** start DATA ROWS **

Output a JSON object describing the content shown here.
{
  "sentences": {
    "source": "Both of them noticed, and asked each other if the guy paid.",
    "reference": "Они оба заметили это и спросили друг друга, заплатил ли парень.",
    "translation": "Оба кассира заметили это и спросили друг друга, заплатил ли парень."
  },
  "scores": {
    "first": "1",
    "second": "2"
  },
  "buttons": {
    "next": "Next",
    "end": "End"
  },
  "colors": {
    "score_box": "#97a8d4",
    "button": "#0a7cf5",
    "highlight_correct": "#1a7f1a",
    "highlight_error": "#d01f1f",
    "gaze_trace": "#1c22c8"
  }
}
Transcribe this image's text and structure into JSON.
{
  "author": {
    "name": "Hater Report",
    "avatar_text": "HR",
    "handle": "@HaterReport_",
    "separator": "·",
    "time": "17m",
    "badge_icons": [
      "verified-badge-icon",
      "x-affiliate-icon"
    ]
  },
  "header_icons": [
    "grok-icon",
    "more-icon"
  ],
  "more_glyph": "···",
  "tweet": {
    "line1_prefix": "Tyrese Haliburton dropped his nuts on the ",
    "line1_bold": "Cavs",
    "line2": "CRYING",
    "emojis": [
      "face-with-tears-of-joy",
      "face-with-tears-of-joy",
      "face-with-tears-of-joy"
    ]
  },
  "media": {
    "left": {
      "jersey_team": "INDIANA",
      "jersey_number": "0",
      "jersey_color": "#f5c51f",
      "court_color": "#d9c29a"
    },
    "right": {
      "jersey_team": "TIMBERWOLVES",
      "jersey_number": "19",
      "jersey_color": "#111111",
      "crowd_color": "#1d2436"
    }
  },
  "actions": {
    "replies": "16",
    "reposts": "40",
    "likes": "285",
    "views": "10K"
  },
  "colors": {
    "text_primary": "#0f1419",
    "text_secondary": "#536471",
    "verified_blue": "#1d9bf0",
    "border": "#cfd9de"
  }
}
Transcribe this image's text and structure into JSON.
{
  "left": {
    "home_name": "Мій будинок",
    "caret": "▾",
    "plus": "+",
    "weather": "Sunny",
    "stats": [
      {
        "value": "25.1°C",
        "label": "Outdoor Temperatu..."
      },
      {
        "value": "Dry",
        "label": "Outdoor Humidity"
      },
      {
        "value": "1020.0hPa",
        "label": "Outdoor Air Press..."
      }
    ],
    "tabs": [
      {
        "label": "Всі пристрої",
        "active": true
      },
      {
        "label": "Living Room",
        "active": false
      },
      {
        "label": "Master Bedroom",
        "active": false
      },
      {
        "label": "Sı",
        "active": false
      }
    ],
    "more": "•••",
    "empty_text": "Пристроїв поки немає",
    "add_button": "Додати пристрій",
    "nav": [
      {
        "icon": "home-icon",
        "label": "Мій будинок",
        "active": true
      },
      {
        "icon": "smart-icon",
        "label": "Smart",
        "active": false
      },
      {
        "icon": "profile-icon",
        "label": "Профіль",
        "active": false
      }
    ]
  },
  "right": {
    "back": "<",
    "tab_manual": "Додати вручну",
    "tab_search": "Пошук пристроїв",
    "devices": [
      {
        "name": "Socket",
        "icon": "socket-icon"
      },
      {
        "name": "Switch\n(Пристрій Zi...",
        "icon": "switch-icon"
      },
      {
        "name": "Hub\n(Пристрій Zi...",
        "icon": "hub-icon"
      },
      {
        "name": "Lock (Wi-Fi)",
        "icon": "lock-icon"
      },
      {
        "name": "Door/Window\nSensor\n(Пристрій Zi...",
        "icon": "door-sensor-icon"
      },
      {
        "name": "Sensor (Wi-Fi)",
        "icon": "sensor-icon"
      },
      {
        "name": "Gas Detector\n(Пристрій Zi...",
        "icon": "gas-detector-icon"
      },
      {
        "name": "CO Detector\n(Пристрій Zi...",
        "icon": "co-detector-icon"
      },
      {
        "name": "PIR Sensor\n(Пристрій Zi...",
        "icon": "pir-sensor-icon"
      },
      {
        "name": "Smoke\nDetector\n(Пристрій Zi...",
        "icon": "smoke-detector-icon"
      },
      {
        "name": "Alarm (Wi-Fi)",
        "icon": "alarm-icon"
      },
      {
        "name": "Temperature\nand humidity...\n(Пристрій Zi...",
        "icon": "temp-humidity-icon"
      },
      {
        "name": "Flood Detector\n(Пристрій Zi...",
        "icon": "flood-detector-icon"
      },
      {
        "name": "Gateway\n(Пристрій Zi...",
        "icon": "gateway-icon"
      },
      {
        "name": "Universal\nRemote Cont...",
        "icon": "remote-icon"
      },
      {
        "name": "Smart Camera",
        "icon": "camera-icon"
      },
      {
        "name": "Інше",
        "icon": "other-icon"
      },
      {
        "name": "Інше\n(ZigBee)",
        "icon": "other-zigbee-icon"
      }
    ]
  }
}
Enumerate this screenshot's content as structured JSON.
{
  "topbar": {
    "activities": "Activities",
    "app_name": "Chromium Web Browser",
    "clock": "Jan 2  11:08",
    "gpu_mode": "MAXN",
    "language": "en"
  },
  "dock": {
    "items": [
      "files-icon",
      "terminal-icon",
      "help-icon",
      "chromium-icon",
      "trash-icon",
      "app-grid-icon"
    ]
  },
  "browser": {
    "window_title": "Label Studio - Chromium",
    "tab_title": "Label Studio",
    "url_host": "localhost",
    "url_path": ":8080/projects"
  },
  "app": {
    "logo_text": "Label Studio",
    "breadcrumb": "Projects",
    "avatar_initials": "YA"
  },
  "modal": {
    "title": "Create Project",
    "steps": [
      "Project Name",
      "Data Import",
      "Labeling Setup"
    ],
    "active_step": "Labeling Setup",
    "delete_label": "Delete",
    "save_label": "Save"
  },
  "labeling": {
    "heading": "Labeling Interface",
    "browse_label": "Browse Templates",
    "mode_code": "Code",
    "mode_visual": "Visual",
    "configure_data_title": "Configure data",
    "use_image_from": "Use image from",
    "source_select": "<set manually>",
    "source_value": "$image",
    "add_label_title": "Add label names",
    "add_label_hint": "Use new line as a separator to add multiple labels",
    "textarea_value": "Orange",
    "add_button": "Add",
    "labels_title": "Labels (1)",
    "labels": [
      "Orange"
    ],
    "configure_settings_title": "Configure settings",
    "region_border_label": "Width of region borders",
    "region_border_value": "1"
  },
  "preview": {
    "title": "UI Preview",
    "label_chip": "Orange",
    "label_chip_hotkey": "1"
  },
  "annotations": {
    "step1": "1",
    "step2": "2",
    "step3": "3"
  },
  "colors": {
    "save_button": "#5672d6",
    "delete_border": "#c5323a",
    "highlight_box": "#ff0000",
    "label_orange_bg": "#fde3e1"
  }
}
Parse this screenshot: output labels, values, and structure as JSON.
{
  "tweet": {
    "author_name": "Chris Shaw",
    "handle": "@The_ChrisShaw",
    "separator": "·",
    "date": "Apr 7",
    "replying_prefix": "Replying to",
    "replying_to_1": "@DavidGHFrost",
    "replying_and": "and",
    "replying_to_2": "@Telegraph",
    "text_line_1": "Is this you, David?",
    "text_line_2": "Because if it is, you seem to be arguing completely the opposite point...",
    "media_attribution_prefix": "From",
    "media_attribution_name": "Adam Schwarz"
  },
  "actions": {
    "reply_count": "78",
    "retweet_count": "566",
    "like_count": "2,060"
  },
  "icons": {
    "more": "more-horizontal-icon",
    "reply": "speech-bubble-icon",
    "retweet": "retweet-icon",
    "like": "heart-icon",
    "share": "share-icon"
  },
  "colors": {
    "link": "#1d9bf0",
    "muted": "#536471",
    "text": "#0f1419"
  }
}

** end DATA ROWS **

WHAT TO DO
Give back, exactly as written, the lines from the one with "Parse this screenshot: output" to the last line.

RESPONSE TO THE TASK
Parse this screenshot: output labels, values, and structure as JSON.
{
  "tweet": {
    "author_name": "Chris Shaw",
    "handle": "@The_ChrisShaw",
    "separator": "·",
    "date": "Apr 7",
    "replying_prefix": "Replying to",
    "replying_to_1": "@DavidGHFrost",
    "replying_and": "and",
    "replying_to_2": "@Telegraph",
    "text_line_1": "Is this you, David?",
    "text_line_2": "Because if it is, you seem to be arguing completely the opposite point...",
    "media_attribution_prefix": "From",
    "media_attribution_name": "Adam Schwarz"
  },
  "actions": {
    "reply_count": "78",
    "retweet_count": "566",
    "like_count": "2,060"
  },
  "icons": {
    "more": "more-horizontal-icon",
    "reply": "speech-bubble-icon",
    "retweet": "retweet-icon",
    "like": "heart-icon",
    "share": "share-icon"
  },
  "colors": {
    "link": "#1d9bf0",
    "muted": "#536471",
    "text": "#0f1419"
  }
}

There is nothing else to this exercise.